[Reading text]
┌──

But a very important word should be added. Often used from but anyway...

"until the century of centuries"

When you do the 'glory be' in the Catholic rosary do you say 'world without end'?  Catholics here do.
I'm not denying that. I'm just writing what I know. What I don't know is for example the Dutch version is right or wrong. Or that they don't use stickt grammar rules and really mean eternally. I'm just giving a little info.
Quote
Quote
So until the end means that the end is not included.
I don't see the word, 'until' here, but if the end never comes, then that's forever.
But in Dutch the 'until' is included. And that word has a very strikt meaning. But often used wrong. So.... :dontknow:

But it's just an example. It doesn't matter. The point is that one can't just use 2009 English grammar rules on 1st century AD Greek.

Quote
Quote
Really?
Once we are all-in-all there is nothing to mediate anymore.
Likely sounds disrespectful but Jesus is a just a tool in God's mater plan.
This doesn't say that Jesus is going anywhere with respect to his role as mediator--
For me it does. Just a matter of interpretation I guess. Why is Jesus a mediator? Will the reasons for Him to be a mediator be forver there? If not then there is nothing left to mediate.

└──

[Dataset]
┌──

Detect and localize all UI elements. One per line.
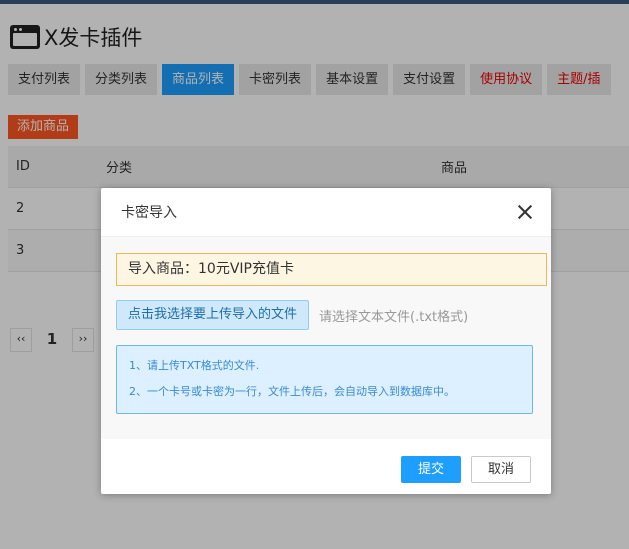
dialog-footer: 提交 取消	[101, 439, 551, 494]
import-product-label: 导入商品：10元VIP充值卡	[116, 253, 547, 286]
import-notice: 1、请上传TXT格式的文件. 2、一个卡号或卡密为一行，文件上传后，会自动导入到…	[116, 345, 533, 414]
upload-file-button[interactable]: 点击我选择要上传导入的文件	[116, 300, 310, 330]
dialog-body: 导入商品：10元VIP充值卡 点击我选择要上传导入的文件 请选择文本文件(.tx…	[101, 237, 551, 439]
upload-row: 点击我选择要上传导入的文件 请选择文本文件(.txt格式)	[116, 300, 468, 330]
notice-line: 2、一个卡号或卡密为一行，文件上传后，会自动导入到数据库中。	[129, 385, 455, 398]
close-icon[interactable]	[515, 202, 535, 222]
card-import-dialog: 卡密导入 导入商品：10元VIP充值卡 点击我选择要上传导入的文件 请选择文本文…	[101, 188, 551, 494]
dialog-title: 卡密导入	[121, 205, 177, 221]
cancel-button[interactable]: 取消	[471, 456, 531, 483]
upload-hint: 请选择文本文件(.txt格式)	[319, 309, 469, 325]
notice-line: 1、请上传TXT格式的文件.	[129, 359, 260, 372]
dialog-header: 卡密导入	[101, 188, 551, 237]
submit-button[interactable]: 提交	[401, 456, 461, 483]
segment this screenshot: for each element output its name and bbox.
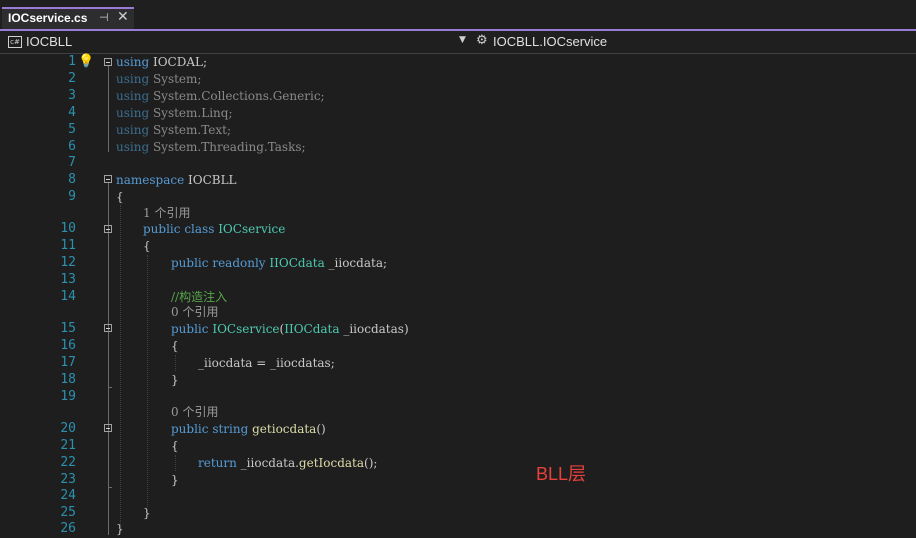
- line-number: 16: [60, 338, 76, 353]
- code-line[interactable]: public readonly IIOCdata _iiocdata;: [171, 255, 387, 272]
- class-type-icon: ⚙: [476, 33, 488, 48]
- indent-guide: [120, 205, 121, 525]
- collapse-icon[interactable]: [104, 225, 112, 233]
- project-label: IOCBLL: [26, 34, 73, 49]
- tab-title: IOCservice.cs: [8, 11, 88, 25]
- fold-end: [108, 387, 112, 388]
- line-number: 19: [60, 389, 76, 404]
- code-line[interactable]: return _iiocdata.getIocdata();: [198, 455, 377, 472]
- codelens-references[interactable]: 0 个引用: [171, 404, 218, 421]
- code-line[interactable]: }: [171, 372, 179, 389]
- line-number: 1: [68, 54, 76, 69]
- line-number: 2: [68, 71, 76, 86]
- line-number: 14: [60, 289, 76, 304]
- tab-strip: IOCservice.cs ⊣ ✕: [0, 0, 916, 29]
- codelens-references[interactable]: 0 个引用: [171, 304, 218, 321]
- line-number: 24: [60, 488, 76, 503]
- close-icon[interactable]: ✕: [117, 9, 129, 25]
- chevron-down-icon[interactable]: ▼: [459, 35, 466, 45]
- code-line[interactable]: }: [143, 505, 151, 522]
- line-number: 10: [60, 221, 76, 236]
- code-line[interactable]: using System.Linq;: [116, 105, 233, 122]
- line-number: 26: [60, 521, 76, 536]
- code-line[interactable]: {: [171, 438, 179, 455]
- csharp-project-icon: c#: [8, 36, 22, 48]
- collapse-icon[interactable]: [104, 424, 112, 432]
- editor-margin: [0, 54, 24, 536]
- code-line[interactable]: {: [171, 338, 179, 355]
- collapse-icon[interactable]: [104, 324, 112, 332]
- code-line[interactable]: }: [171, 472, 179, 489]
- lightbulb-icon[interactable]: 💡: [78, 54, 94, 69]
- code-line[interactable]: public class IOCservice: [143, 221, 285, 238]
- code-line[interactable]: public string getiocdata(): [171, 421, 326, 438]
- collapse-icon[interactable]: [104, 58, 112, 66]
- code-line[interactable]: public IOCservice(IIOCdata _iiocdatas): [171, 321, 409, 338]
- line-number: 18: [60, 372, 76, 387]
- type-dropdown[interactable]: ⚙ IOCBLL.IOCservice: [474, 33, 914, 51]
- code-line[interactable]: using IOCDAL;: [116, 54, 207, 71]
- code-line[interactable]: }: [116, 521, 124, 538]
- pin-icon[interactable]: ⊣: [99, 11, 109, 24]
- fold-line: [108, 66, 109, 152]
- code-line[interactable]: {: [143, 238, 151, 255]
- line-number: 21: [60, 438, 76, 453]
- line-number: 6: [68, 139, 76, 154]
- code-line[interactable]: _iiocdata = _iiocdatas;: [198, 355, 335, 372]
- code-line[interactable]: using System.Threading.Tasks;: [116, 139, 306, 156]
- line-number: 22: [60, 455, 76, 470]
- codelens-references[interactable]: 1 个引用: [143, 205, 190, 222]
- line-number: 17: [60, 355, 76, 370]
- tab-iocservice[interactable]: IOCservice.cs ⊣ ✕: [2, 7, 134, 29]
- code-line[interactable]: using System;: [116, 71, 201, 88]
- fold-end: [108, 487, 112, 488]
- fold-line: [108, 432, 109, 487]
- project-dropdown[interactable]: c# IOCBLL ▼: [6, 34, 469, 51]
- code-line[interactable]: using System.Collections.Generic;: [116, 88, 325, 105]
- line-number: 7: [68, 155, 76, 170]
- indent-guide: [175, 355, 176, 371]
- navigation-bar: c# IOCBLL ▼ ⚙ IOCBLL.IOCservice: [0, 31, 916, 54]
- line-number: 15: [60, 321, 76, 336]
- type-label: IOCBLL.IOCservice: [493, 34, 608, 49]
- line-number: 4: [68, 105, 76, 120]
- fold-line: [108, 332, 109, 387]
- line-number: 3: [68, 88, 76, 103]
- line-number: 13: [60, 272, 76, 287]
- indent-guide: [175, 455, 176, 471]
- line-number: 25: [60, 505, 76, 520]
- collapse-icon[interactable]: [104, 175, 112, 183]
- code-line[interactable]: using System.Text;: [116, 122, 231, 139]
- line-number: 12: [60, 255, 76, 270]
- line-number: 5: [68, 122, 76, 137]
- code-line[interactable]: {: [116, 189, 124, 206]
- indent-guide: [147, 255, 148, 507]
- line-number: 20: [60, 421, 76, 436]
- bll-layer-annotation: BLL层: [536, 464, 587, 484]
- line-number: 11: [60, 238, 76, 253]
- line-number: 23: [60, 472, 76, 487]
- line-number: 8: [68, 172, 76, 187]
- code-line[interactable]: namespace IOCBLL: [116, 172, 237, 189]
- line-number: 9: [68, 189, 76, 204]
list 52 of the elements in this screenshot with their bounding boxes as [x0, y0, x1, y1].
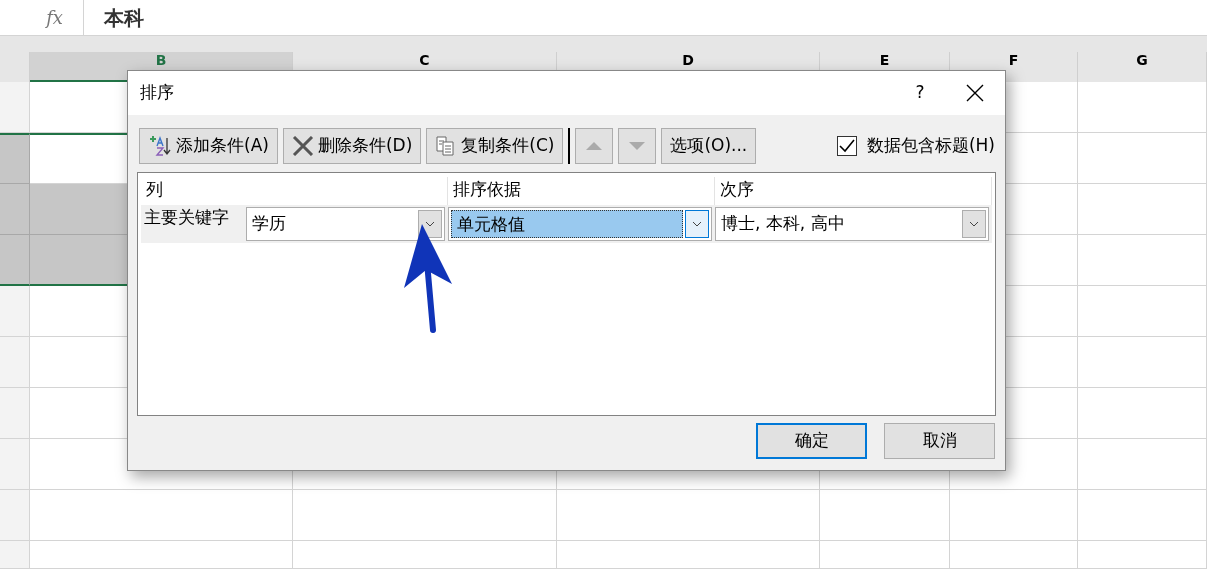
grid-cell[interactable]	[1078, 337, 1207, 388]
column-heading: 次序	[720, 179, 754, 199]
dropdown[interactable]: 博士, 本科, 高中	[715, 207, 989, 241]
row-header[interactable]	[0, 184, 30, 235]
move-down-icon	[628, 141, 647, 151]
function-label[interactable]: fx	[0, 0, 84, 35]
move-up-icon	[585, 141, 604, 151]
add-level-button[interactable]: 添加条件(A)	[139, 128, 278, 164]
checkbox-label[interactable]: 数据包含标题(H)	[866, 133, 995, 159]
dropdown[interactable]: 学历	[246, 207, 445, 241]
delete-level-button[interactable]: 删除条件(D)	[282, 128, 422, 164]
copy-level-button[interactable]: 复制条件(C)	[426, 128, 564, 164]
ok-button[interactable]: 确定	[756, 423, 867, 459]
select-all-corner[interactable]	[0, 52, 30, 82]
close-icon[interactable]	[966, 84, 984, 102]
chevron-down-icon	[425, 221, 435, 227]
options-button[interactable]: 选项(O)...	[661, 128, 757, 164]
checkbox[interactable]	[836, 136, 857, 156]
chevron-down-icon	[692, 221, 702, 227]
column-heading: 列	[146, 179, 163, 199]
grid-cell[interactable]	[950, 541, 1078, 569]
grid-cell[interactable]	[1078, 235, 1207, 286]
grid-cell[interactable]	[820, 541, 950, 569]
grid-cell[interactable]	[30, 490, 293, 541]
column-heading: 排序依据	[453, 179, 521, 199]
delete-icon	[291, 136, 314, 156]
dropdown[interactable]: 单元格值	[448, 207, 712, 241]
grid-cell[interactable]	[1078, 82, 1207, 133]
help-button[interactable]: ?	[895, 80, 945, 106]
row-label: 主要关键字	[144, 207, 229, 227]
grid-cell[interactable]	[293, 541, 557, 569]
formula-value[interactable]: 本科	[84, 0, 144, 35]
grid-cell[interactable]	[1078, 286, 1207, 337]
grid-cell[interactable]	[293, 490, 557, 541]
grid-cell[interactable]	[30, 541, 293, 569]
column-header[interactable]: G	[1078, 52, 1207, 82]
row-header[interactable]	[0, 235, 30, 286]
grid-cell[interactable]	[557, 490, 820, 541]
row-header[interactable]	[0, 133, 30, 184]
grid-cell[interactable]	[1078, 541, 1207, 569]
grid-cell[interactable]	[1078, 133, 1207, 184]
sort-add-icon	[148, 135, 172, 157]
grid-cell[interactable]	[557, 541, 820, 569]
grid-cell[interactable]	[1078, 388, 1207, 439]
grid-cell[interactable]	[1078, 184, 1207, 235]
chevron-down-icon	[969, 221, 979, 227]
dialog-title: 排序	[140, 81, 175, 105]
grid-cell[interactable]	[820, 490, 950, 541]
grid-cell[interactable]	[1078, 439, 1207, 490]
grid-cell[interactable]	[1078, 490, 1207, 541]
cancel-button[interactable]: 取消	[884, 423, 995, 459]
grid-cell[interactable]	[950, 490, 1078, 541]
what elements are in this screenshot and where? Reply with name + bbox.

└──

[Challenges]
a. Reproduce the passage of the forum discussion between "But in Dutch" and "left to mediate.", inclusive.
b. List each distinct word or phrase that the forum discussion encloses in quotation marks, single or double.
c. Continue the forum discussion on Jesus as mediator from the point where it ends.

[Outputs for the tasks]
a.
But in Dutch the 'until' is included. And that word has a very strikt meaning. But often used wrong. So.... :dontknow:

But it's just an example. It doesn't matter. The point is that one can't just use 2009 English grammar rules on 1st century AD Greek.

Quote
Quote
Really?
Once we are all-in-all there is nothing to mediate anymore.
Likely sounds disrespectful but Jesus is a just a tool in God's mater plan.
This doesn't say that Jesus is going anywhere with respect to his role as mediator--
For me it does. Just a matter of interpretation I guess. Why is Jesus a mediator? Will the reasons for Him to be a mediator be forver there? If not then there is nothing left to mediate.

b.
until the century of centuries
glory be
world without end
until

c.
Quote
Jesus is the high priest on the order of Melchizedek which priesthood is based on an eternal life.  Isn't he praying here for that final state of God being all in all with respect to the ekklesia?
And isn't that praying part of His mediator role?
If all in all is reached then Jesus can still pray. But not for mediating?
I see it similar to a hostage situation there is a mediator between the police and the terrorists. Once the issue is solved the mediators job is done. He doesn't follow the terrorists forever and continue mediating.

1 Timothy 2:3-4  ...God our Savior;  Who will have all men to be saved...
John 12:47  And if any man hear my words, and believe not, I judge him not: for I came not to judge the world, but to save the world.
Romans 4:5 But to the one who does not work, but believes in the one who declares the ungodly righteous ...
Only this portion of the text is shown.